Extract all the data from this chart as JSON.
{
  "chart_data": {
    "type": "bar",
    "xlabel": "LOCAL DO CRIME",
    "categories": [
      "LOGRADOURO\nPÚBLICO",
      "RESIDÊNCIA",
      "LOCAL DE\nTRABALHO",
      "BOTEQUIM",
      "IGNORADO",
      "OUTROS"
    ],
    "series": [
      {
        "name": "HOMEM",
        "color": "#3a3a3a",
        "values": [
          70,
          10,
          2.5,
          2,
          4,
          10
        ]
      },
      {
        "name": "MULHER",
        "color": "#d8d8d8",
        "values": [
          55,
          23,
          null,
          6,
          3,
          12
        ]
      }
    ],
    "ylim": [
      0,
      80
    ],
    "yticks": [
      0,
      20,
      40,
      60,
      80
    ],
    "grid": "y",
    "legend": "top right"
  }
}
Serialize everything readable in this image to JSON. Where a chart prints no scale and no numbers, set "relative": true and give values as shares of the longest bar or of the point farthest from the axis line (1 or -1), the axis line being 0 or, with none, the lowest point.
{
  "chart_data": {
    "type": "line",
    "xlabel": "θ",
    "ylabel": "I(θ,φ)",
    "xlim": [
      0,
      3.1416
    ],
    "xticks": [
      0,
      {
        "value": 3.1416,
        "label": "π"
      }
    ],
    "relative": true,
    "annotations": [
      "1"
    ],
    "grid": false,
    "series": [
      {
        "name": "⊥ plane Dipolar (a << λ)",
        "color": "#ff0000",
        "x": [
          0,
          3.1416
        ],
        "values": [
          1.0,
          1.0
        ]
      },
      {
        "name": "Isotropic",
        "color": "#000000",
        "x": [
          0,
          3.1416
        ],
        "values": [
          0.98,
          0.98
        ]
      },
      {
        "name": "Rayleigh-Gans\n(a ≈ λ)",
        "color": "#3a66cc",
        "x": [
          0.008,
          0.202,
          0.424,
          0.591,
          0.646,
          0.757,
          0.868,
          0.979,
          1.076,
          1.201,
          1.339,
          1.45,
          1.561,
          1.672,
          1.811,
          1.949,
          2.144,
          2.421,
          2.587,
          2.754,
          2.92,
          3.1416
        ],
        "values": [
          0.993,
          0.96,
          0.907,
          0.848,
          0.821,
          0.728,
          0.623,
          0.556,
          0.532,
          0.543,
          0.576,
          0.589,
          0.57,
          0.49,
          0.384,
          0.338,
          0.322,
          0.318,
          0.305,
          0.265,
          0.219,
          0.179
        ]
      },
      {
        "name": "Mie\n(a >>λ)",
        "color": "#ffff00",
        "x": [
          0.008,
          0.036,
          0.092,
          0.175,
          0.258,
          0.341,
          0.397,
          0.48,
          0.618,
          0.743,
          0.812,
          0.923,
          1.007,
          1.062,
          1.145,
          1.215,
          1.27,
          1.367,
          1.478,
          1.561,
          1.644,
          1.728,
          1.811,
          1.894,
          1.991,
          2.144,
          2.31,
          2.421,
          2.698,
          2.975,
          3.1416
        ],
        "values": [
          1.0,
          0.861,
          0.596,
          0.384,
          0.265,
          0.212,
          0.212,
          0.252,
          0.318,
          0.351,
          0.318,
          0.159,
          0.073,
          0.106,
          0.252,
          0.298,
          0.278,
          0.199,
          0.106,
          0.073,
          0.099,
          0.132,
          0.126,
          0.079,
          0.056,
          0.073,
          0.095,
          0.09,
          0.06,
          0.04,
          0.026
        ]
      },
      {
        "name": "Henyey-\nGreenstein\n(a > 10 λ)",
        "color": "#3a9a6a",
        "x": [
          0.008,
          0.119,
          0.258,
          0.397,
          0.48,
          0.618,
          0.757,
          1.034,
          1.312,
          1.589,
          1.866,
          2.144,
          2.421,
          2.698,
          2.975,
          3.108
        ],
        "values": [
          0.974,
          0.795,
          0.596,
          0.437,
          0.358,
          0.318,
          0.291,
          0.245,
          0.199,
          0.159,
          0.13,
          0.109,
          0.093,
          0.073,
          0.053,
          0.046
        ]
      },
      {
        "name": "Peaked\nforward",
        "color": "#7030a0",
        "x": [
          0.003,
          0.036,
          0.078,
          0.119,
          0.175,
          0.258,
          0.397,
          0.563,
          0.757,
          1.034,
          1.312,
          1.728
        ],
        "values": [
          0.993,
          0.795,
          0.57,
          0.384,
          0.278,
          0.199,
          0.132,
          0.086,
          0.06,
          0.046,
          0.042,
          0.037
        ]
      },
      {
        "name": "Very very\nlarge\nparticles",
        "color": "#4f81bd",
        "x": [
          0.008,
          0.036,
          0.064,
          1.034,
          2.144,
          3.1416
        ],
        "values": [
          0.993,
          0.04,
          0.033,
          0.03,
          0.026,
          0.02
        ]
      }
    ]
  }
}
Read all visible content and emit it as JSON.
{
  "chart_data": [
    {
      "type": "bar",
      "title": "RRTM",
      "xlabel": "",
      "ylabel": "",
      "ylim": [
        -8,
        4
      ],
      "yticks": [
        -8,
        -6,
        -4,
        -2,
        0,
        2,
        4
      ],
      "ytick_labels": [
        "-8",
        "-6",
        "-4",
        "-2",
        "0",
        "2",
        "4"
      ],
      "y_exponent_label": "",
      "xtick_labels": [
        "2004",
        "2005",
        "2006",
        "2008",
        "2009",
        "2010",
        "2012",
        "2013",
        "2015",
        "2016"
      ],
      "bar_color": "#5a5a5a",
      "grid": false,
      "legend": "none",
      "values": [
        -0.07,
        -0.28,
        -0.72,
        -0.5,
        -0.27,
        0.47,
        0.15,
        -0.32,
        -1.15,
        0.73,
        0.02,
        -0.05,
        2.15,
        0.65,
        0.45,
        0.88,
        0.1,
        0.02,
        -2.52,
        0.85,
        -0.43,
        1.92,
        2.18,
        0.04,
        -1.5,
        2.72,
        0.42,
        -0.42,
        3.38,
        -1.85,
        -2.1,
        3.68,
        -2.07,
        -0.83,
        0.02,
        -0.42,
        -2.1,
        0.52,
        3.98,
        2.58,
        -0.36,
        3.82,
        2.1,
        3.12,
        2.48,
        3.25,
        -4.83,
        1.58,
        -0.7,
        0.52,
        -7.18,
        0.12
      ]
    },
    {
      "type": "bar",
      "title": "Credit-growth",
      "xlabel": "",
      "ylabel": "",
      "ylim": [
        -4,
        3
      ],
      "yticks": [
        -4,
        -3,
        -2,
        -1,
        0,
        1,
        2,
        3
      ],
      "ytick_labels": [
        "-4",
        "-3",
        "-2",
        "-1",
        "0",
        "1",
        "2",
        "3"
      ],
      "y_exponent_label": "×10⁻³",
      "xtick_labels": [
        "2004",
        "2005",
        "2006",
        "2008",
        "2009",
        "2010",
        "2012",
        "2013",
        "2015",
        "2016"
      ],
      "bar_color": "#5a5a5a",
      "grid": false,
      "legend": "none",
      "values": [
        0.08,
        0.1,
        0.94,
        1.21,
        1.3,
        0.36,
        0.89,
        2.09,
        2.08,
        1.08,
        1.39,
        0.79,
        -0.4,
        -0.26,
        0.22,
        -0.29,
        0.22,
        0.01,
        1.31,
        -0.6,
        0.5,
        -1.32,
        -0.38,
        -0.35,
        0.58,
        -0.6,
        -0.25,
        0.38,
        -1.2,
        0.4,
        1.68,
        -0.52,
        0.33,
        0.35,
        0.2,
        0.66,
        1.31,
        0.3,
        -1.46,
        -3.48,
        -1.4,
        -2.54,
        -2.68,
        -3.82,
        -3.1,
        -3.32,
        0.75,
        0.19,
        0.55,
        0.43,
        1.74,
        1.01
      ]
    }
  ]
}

STATED TASK: Set down each entry again, unchanged.

THE RESULT:
Extract all the data from this chart as JSON.
{
  "chart_data": {
    "type": "bar",
    "xlabel": "LOCAL DO CRIME",
    "categories": [
      "LOGRADOURO\nPÚBLICO",
      "RESIDÊNCIA",
      "LOCAL DE\nTRABALHO",
      "BOTEQUIM",
      "IGNORADO",
      "OUTROS"
    ],
    "series": [
      {
        "name": "HOMEM",
        "color": "#3a3a3a",
        "values": [
          70,
          10,
          2.5,
          2,
          4,
          10
        ]
      },
      {
        "name": "MULHER",
        "color": "#d8d8d8",
        "values": [
          55,
          23,
          null,
          6,
          3,
          12
        ]
      }
    ],
    "ylim": [
      0,
      80
    ],
    "yticks": [
      0,
      20,
      40,
      60,
      80
    ],
    "grid": "y",
    "legend": "top right"
  }
}
Serialize everything readable in this image to JSON. Where a chart prints no scale and no numbers, set "relative": true and give values as shares of the longest bar or of the point farthest from the axis line (1 or -1), the axis line being 0 or, with none, the lowest point.
{
  "chart_data": {
    "type": "line",
    "xlabel": "θ",
    "ylabel": "I(θ,φ)",
    "xlim": [
      0,
      3.1416
    ],
    "xticks": [
      0,
      {
        "value": 3.1416,
        "label": "π"
      }
    ],
    "relative": true,
    "annotations": [
      "1"
    ],
    "grid": false,
    "series": [
      {
        "name": "⊥ plane Dipolar (a << λ)",
        "color": "#ff0000",
        "x": [
          0,
          3.1416
        ],
        "values": [
          1.0,
          1.0
        ]
      },
      {
        "name": "Isotropic",
        "color": "#000000",
        "x": [
          0,
          3.1416
        ],
        "values": [
          0.98,
          0.98
        ]
      },
      {
        "name": "Rayleigh-Gans\n(a ≈ λ)",
        "color": "#3a66cc",
        "x": [
          0.008,
          0.202,
          0.424,
          0.591,
          0.646,
          0.757,
          0.868,
          0.979,
          1.076,
          1.201,
          1.339,
          1.45,
          1.561,
          1.672,
          1.811,
          1.949,
          2.144,
          2.421,
          2.587,
          2.754,
          2.92,
          3.1416
        ],
        "values": [
          0.993,
          0.96,
          0.907,
          0.848,
          0.821,
          0.728,
          0.623,
          0.556,
          0.532,
          0.543,
          0.576,
          0.589,
          0.57,
          0.49,
          0.384,
          0.338,
          0.322,
          0.318,
          0.305,
          0.265,
          0.219,
          0.179
        ]
      },
      {
        "name": "Mie\n(a >>λ)",
        "color": "#ffff00",
        "x": [
          0.008,
          0.036,
          0.092,
          0.175,
          0.258,
          0.341,
          0.397,
          0.48,
          0.618,
          0.743,
          0.812,
          0.923,
          1.007,
          1.062,
          1.145,
          1.215,
          1.27,
          1.367,
          1.478,
          1.561,
          1.644,
          1.728,
          1.811,
          1.894,
          1.991,
          2.144,
          2.31,
          2.421,
          2.698,
          2.975,
          3.1416
        ],
        "values": [
          1.0,
          0.861,
          0.596,
          0.384,
          0.265,
          0.212,
          0.212,
          0.252,
          0.318,
          0.351,
          0.318,
          0.159,
          0.073,
          0.106,
          0.252,
          0.298,
          0.278,
          0.199,
          0.106,
          0.073,
          0.099,
          0.132,
          0.126,
          0.079,
          0.056,
          0.073,
          0.095,
          0.09,
          0.06,
          0.04,
          0.026
        ]
      },
      {
        "name": "Henyey-\nGreenstein\n(a > 10 λ)",
        "color": "#3a9a6a",
        "x": [
          0.008,
          0.119,
          0.258,
          0.397,
          0.48,
          0.618,
          0.757,
          1.034,
          1.312,
          1.589,
          1.866,
          2.144,
          2.421,
          2.698,
          2.975,
          3.108
        ],
        "values": [
          0.974,
          0.795,
          0.596,
          0.437,
          0.358,
          0.318,
          0.291,
          0.245,
          0.199,
          0.159,
          0.13,
          0.109,
          0.093,
          0.073,
          0.053,
          0.046
        ]
      },
      {
        "name": "Peaked\nforward",
        "color": "#7030a0",
        "x": [
          0.003,
          0.036,
          0.078,
          0.119,
          0.175,
          0.258,
          0.397,
          0.563,
          0.757,
          1.034,
          1.312,
          1.728
        ],
        "values": [
          0.993,
          0.795,
          0.57,
          0.384,
          0.278,
          0.199,
          0.132,
          0.086,
          0.06,
          0.046,
          0.042,
          0.037
        ]
      },
      {
        "name": "Very very\nlarge\nparticles",
        "color": "#4f81bd",
        "x": [
          0.008,
          0.036,
          0.064,
          1.034,
          2.144,
          3.1416
        ],
        "values": [
          0.993,
          0.04,
          0.033,
          0.03,
          0.026,
          0.02
        ]
      }
    ]
  }
}
Read all visible content and emit it as JSON.
{
  "chart_data": [
    {
      "type": "bar",
      "title": "RRTM",
      "xlabel": "",
      "ylabel": "",
      "ylim": [
        -8,
        4
      ],
      "yticks": [
        -8,
        -6,
        -4,
        -2,
        0,
        2,
        4
      ],
      "ytick_labels": [
        "-8",
        "-6",
        "-4",
        "-2",
        "0",
        "2",
        "4"
      ],
      "y_exponent_label": "",
      "xtick_labels": [
        "2004",
        "2005",
        "2006",
        "2008",
        "2009",
        "2010",
        "2012",
        "2013",
        "2015",
        "2016"
      ],
      "bar_color": "#5a5a5a",
      "grid": false,
      "legend": "none",
      "values": [
        -0.07,
        -0.28,
        -0.72,
        -0.5,
        -0.27,
        0.47,
        0.15,
        -0.32,
        -1.15,
        0.73,
        0.02,
        -0.05,
        2.15,
        0.65,
        0.45,
        0.88,
        0.1,
        0.02,
        -2.52,
        0.85,
        -0.43,
        1.92,
        2.18,
        0.04,
        -1.5,
        2.72,
        0.42,
        -0.42,
        3.38,
        -1.85,
        -2.1,
        3.68,
        -2.07,
        -0.83,
        0.02,
        -0.42,
        -2.1,
        0.52,
        3.98,
        2.58,
        -0.36,
        3.82,
        2.1,
        3.12,
        2.48,
        3.25,
        -4.83,
        1.58,
        -0.7,
        0.52,
        -7.18,
        0.12
      ]
    },
    {
      "type": "bar",
      "title": "Credit-growth",
      "xlabel": "",
      "ylabel": "",
      "ylim": [
        -4,
        3
      ],
      "yticks": [
        -4,
        -3,
        -2,
        -1,
        0,
        1,
        2,
        3
      ],
      "ytick_labels": [
        "-4",
        "-3",
        "-2",
        "-1",
        "0",
        "1",
        "2",
        "3"
      ],
      "y_exponent_label": "×10⁻³",
      "xtick_labels": [
        "2004",
        "2005",
        "2006",
        "2008",
        "2009",
        "2010",
        "2012",
        "2013",
        "2015",
        "2016"
      ],
      "bar_color": "#5a5a5a",
      "grid": false,
      "legend": "none",
      "values": [
        0.08,
        0.1,
        0.94,
        1.21,
        1.3,
        0.36,
        0.89,
        2.09,
        2.08,
        1.08,
        1.39,
        0.79,
        -0.4,
        -0.26,
        0.22,
        -0.29,
        0.22,
        0.01,
        1.31,
        -0.6,
        0.5,
        -1.32,
        -0.38,
        -0.35,
        0.58,
        -0.6,
        -0.25,
        0.38,
        -1.2,
        0.4,
        1.68,
        -0.52,
        0.33,
        0.35,
        0.2,
        0.66,
        1.31,
        0.3,
        -1.46,
        -3.48,
        -1.4,
        -2.54,
        -2.68,
        -3.82,
        -3.1,
        -3.32,
        0.75,
        0.19,
        0.55,
        0.43,
        1.74,
        1.01
      ]
    }
  ]
}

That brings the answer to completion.